===== DATA =====
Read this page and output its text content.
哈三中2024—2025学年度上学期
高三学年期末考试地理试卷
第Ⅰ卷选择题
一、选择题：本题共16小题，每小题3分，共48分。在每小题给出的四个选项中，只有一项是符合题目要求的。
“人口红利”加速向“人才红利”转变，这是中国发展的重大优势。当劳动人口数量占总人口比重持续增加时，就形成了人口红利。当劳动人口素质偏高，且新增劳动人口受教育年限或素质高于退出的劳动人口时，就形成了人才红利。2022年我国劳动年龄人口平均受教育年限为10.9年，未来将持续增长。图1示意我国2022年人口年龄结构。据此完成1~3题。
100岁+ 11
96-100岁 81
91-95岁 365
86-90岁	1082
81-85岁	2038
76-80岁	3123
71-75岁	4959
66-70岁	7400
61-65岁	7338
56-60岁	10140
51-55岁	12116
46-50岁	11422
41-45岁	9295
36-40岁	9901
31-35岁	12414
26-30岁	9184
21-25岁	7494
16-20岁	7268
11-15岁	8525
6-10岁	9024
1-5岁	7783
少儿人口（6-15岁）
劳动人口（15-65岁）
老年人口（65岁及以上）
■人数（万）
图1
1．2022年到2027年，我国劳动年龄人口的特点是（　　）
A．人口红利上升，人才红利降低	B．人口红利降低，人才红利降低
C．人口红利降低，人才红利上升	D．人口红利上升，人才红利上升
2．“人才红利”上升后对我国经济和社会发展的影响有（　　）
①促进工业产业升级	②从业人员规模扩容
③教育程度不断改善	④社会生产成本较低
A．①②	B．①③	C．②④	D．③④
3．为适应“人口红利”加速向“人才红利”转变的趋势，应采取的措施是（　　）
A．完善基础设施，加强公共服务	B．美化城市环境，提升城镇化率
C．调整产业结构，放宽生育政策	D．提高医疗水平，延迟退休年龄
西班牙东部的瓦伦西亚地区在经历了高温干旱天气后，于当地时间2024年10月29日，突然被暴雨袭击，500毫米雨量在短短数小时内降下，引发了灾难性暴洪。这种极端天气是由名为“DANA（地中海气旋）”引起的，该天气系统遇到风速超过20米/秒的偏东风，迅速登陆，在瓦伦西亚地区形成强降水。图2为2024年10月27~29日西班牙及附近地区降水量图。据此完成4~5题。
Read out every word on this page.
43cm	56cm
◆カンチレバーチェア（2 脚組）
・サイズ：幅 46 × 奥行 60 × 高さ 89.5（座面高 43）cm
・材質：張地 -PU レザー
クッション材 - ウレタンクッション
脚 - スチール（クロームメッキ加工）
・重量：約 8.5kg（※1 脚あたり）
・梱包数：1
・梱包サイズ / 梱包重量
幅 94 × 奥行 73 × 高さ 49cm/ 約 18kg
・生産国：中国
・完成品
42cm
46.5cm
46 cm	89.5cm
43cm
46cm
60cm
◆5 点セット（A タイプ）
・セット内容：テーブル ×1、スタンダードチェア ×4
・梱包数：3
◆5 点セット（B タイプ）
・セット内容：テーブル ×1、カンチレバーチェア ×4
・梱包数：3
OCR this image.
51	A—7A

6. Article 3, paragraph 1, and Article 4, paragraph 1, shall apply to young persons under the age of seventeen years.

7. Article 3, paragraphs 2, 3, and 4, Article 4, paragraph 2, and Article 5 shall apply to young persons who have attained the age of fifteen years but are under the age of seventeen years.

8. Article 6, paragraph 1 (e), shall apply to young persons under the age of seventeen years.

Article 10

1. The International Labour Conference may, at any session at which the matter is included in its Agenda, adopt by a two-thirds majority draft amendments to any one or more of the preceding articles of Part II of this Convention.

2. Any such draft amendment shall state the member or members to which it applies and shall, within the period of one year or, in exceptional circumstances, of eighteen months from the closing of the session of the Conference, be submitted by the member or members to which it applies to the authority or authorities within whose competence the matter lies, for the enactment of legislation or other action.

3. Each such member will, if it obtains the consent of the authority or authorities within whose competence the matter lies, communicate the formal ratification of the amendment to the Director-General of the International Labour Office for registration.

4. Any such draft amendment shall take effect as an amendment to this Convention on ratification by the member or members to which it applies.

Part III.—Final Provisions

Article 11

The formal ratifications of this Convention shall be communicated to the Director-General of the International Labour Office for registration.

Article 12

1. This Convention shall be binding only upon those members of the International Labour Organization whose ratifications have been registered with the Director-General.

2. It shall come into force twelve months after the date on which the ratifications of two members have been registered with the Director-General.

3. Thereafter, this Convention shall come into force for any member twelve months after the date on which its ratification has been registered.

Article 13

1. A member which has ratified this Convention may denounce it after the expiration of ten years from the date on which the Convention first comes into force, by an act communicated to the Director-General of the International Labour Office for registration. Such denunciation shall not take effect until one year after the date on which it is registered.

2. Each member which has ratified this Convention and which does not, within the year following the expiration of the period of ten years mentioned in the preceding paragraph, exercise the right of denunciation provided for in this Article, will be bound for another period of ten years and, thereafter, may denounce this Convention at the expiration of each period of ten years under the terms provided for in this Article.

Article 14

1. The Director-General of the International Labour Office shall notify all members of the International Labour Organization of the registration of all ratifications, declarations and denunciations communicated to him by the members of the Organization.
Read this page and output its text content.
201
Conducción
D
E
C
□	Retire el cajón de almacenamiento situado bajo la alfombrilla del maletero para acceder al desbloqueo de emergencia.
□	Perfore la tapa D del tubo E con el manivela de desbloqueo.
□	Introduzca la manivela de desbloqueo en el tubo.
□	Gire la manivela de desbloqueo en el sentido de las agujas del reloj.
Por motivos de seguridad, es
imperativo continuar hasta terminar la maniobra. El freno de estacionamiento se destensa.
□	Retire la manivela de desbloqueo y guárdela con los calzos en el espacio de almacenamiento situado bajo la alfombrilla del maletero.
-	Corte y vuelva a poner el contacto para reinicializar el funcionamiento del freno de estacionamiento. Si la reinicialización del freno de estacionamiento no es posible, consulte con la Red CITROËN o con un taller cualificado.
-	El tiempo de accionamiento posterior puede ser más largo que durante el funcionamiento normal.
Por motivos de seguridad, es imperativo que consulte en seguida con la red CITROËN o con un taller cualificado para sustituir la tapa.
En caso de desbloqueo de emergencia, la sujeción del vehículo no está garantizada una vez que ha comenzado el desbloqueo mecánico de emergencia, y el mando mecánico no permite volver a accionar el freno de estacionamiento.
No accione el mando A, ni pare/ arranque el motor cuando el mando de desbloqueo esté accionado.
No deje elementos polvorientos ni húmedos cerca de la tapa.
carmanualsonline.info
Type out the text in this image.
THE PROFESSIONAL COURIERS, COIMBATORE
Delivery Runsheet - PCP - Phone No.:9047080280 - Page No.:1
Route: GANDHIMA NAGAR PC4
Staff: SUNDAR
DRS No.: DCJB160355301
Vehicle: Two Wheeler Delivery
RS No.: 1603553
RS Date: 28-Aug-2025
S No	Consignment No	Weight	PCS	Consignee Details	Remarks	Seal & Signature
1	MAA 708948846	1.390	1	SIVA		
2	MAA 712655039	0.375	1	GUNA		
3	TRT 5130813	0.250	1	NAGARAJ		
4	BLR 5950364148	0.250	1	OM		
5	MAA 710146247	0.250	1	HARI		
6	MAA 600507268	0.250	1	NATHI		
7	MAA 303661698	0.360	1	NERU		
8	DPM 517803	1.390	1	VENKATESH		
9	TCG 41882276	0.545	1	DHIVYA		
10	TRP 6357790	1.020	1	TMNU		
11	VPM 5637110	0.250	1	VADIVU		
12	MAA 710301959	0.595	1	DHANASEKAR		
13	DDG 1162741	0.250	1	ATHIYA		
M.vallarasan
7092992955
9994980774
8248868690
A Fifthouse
=====
### TASK
Make an exact copy of the records.

### SOLUTION BELOW
Read this page and output its text content.
哈三中2024—2025学年度上学期
高三学年期末考试地理试卷
第Ⅰ卷选择题
一、选择题：本题共16小题，每小题3分，共48分。在每小题给出的四个选项中，只有一项是符合题目要求的。
“人口红利”加速向“人才红利”转变，这是中国发展的重大优势。当劳动人口数量占总人口比重持续增加时，就形成了人口红利。当劳动人口素质偏高，且新增劳动人口受教育年限或素质高于退出的劳动人口时，就形成了人才红利。2022年我国劳动年龄人口平均受教育年限为10.9年，未来将持续增长。图1示意我国2022年人口年龄结构。据此完成1~3题。
100岁+ 11
96-100岁 81
91-95岁 365
86-90岁	1082
81-85岁	2038
76-80岁	3123
71-75岁	4959
66-70岁	7400
61-65岁	7338
56-60岁	10140
51-55岁	12116
46-50岁	11422
41-45岁	9295
36-40岁	9901
31-35岁	12414
26-30岁	9184
21-25岁	7494
16-20岁	7268
11-15岁	8525
6-10岁	9024
1-5岁	7783
少儿人口（6-15岁）
劳动人口（15-65岁）
老年人口（65岁及以上）
■人数（万）
图1
1．2022年到2027年，我国劳动年龄人口的特点是（　　）
A．人口红利上升，人才红利降低	B．人口红利降低，人才红利降低
C．人口红利降低，人才红利上升	D．人口红利上升，人才红利上升
2．“人才红利”上升后对我国经济和社会发展的影响有（　　）
①促进工业产业升级	②从业人员规模扩容
③教育程度不断改善	④社会生产成本较低
A．①②	B．①③	C．②④	D．③④
3．为适应“人口红利”加速向“人才红利”转变的趋势，应采取的措施是（　　）
A．完善基础设施，加强公共服务	B．美化城市环境，提升城镇化率
C．调整产业结构，放宽生育政策	D．提高医疗水平，延迟退休年龄
西班牙东部的瓦伦西亚地区在经历了高温干旱天气后，于当地时间2024年10月29日，突然被暴雨袭击，500毫米雨量在短短数小时内降下，引发了灾难性暴洪。这种极端天气是由名为“DANA（地中海气旋）”引起的，该天气系统遇到风速超过20米/秒的偏东风，迅速登陆，在瓦伦西亚地区形成强降水。图2为2024年10月27~29日西班牙及附近地区降水量图。据此完成4~5题。
Read out every word on this page.
43cm	56cm
◆カンチレバーチェア（2 脚組）
・サイズ：幅 46 × 奥行 60 × 高さ 89.5（座面高 43）cm
・材質：張地 -PU レザー
クッション材 - ウレタンクッション
脚 - スチール（クロームメッキ加工）
・重量：約 8.5kg（※1 脚あたり）
・梱包数：1
・梱包サイズ / 梱包重量
幅 94 × 奥行 73 × 高さ 49cm/ 約 18kg
・生産国：中国
・完成品
42cm
46.5cm
46 cm	89.5cm
43cm
46cm
60cm
◆5 点セット（A タイプ）
・セット内容：テーブル ×1、スタンダードチェア ×4
・梱包数：3
◆5 点セット（B タイプ）
・セット内容：テーブル ×1、カンチレバーチェア ×4
・梱包数：3
OCR this image.
51	A—7A

6. Article 3, paragraph 1, and Article 4, paragraph 1, shall apply to young persons under the age of seventeen years.

7. Article 3, paragraphs 2, 3, and 4, Article 4, paragraph 2, and Article 5 shall apply to young persons who have attained the age of fifteen years but are under the age of seventeen years.

8. Article 6, paragraph 1 (e), shall apply to young persons under the age of seventeen years.

Article 10

1. The International Labour Conference may, at any session at which the matter is included in its Agenda, adopt by a two-thirds majority draft amendments to any one or more of the preceding articles of Part II of this Convention.

2. Any such draft amendment shall state the member or members to which it applies and shall, within the period of one year or, in exceptional circumstances, of eighteen months from the closing of the session of the Conference, be submitted by the member or members to which it applies to the authority or authorities within whose competence the matter lies, for the enactment of legislation or other action.

3. Each such member will, if it obtains the consent of the authority or authorities within whose competence the matter lies, communicate the formal ratification of the amendment to the Director-General of the International Labour Office for registration.

4. Any such draft amendment shall take effect as an amendment to this Convention on ratification by the member or members to which it applies.

Part III.—Final Provisions

Article 11

The formal ratifications of this Convention shall be communicated to the Director-General of the International Labour Office for registration.

Article 12

1. This Convention shall be binding only upon those members of the International Labour Organization whose ratifications have been registered with the Director-General.

2. It shall come into force twelve months after the date on which the ratifications of two members have been registered with the Director-General.

3. Thereafter, this Convention shall come into force for any member twelve months after the date on which its ratification has been registered.

Article 13

1. A member which has ratified this Convention may denounce it after the expiration of ten years from the date on which the Convention first comes into force, by an act communicated to the Director-General of the International Labour Office for registration. Such denunciation shall not take effect until one year after the date on which it is registered.

2. Each member which has ratified this Convention and which does not, within the year following the expiration of the period of ten years mentioned in the preceding paragraph, exercise the right of denunciation provided for in this Article, will be bound for another period of ten years and, thereafter, may denounce this Convention at the expiration of each period of ten years under the terms provided for in this Article.

Article 14

1. The Director-General of the International Labour Office shall notify all members of the International Labour Organization of the registration of all ratifications, declarations and denunciations communicated to him by the members of the Organization.
Read this page and output its text content.
201
Conducción
D
E
C
□	Retire el cajón de almacenamiento situado bajo la alfombrilla del maletero para acceder al desbloqueo de emergencia.
□	Perfore la tapa D del tubo E con el manivela de desbloqueo.
□	Introduzca la manivela de desbloqueo en el tubo.
□	Gire la manivela de desbloqueo en el sentido de las agujas del reloj.
Por motivos de seguridad, es
imperativo continuar hasta terminar la maniobra. El freno de estacionamiento se destensa.
□	Retire la manivela de desbloqueo y guárdela con los calzos en el espacio de almacenamiento situado bajo la alfombrilla del maletero.
-	Corte y vuelva a poner el contacto para reinicializar el funcionamiento del freno de estacionamiento. Si la reinicialización del freno de estacionamiento no es posible, consulte con la Red CITROËN o con un taller cualificado.
-	El tiempo de accionamiento posterior puede ser más largo que durante el funcionamiento normal.
Por motivos de seguridad, es imperativo que consulte en seguida con la red CITROËN o con un taller cualificado para sustituir la tapa.
En caso de desbloqueo de emergencia, la sujeción del vehículo no está garantizada una vez que ha comenzado el desbloqueo mecánico de emergencia, y el mando mecánico no permite volver a accionar el freno de estacionamiento.
No accione el mando A, ni pare/ arranque el motor cuando el mando de desbloqueo esté accionado.
No deje elementos polvorientos ni húmedos cerca de la tapa.
carmanualsonline.info
Type out the text in this image.
THE PROFESSIONAL COURIERS, COIMBATORE
Delivery Runsheet - PCP - Phone No.:9047080280 - Page No.:1
Route: GANDHIMA NAGAR PC4
Staff: SUNDAR
DRS No.: DCJB160355301
Vehicle: Two Wheeler Delivery
RS No.: 1603553
RS Date: 28-Aug-2025
S No	Consignment No	Weight	PCS	Consignee Details	Remarks	Seal & Signature
1	MAA 708948846	1.390	1	SIVA		
2	MAA 712655039	0.375	1	GUNA		
3	TRT 5130813	0.250	1	NAGARAJ		
4	BLR 5950364148	0.250	1	OM		
5	MAA 710146247	0.250	1	HARI		
6	MAA 600507268	0.250	1	NATHI		
7	MAA 303661698	0.360	1	NERU		
8	DPM 517803	1.390	1	VENKATESH		
9	TCG 41882276	0.545	1	DHIVYA		
10	TRP 6357790	1.020	1	TMNU		
11	VPM 5637110	0.250	1	VADIVU		
12	MAA 710301959	0.595	1	DHANASEKAR		
13	DDG 1162741	0.250	1	ATHIYA		
M.vallarasan
7092992955
9994980774
8248868690
A Fifthouse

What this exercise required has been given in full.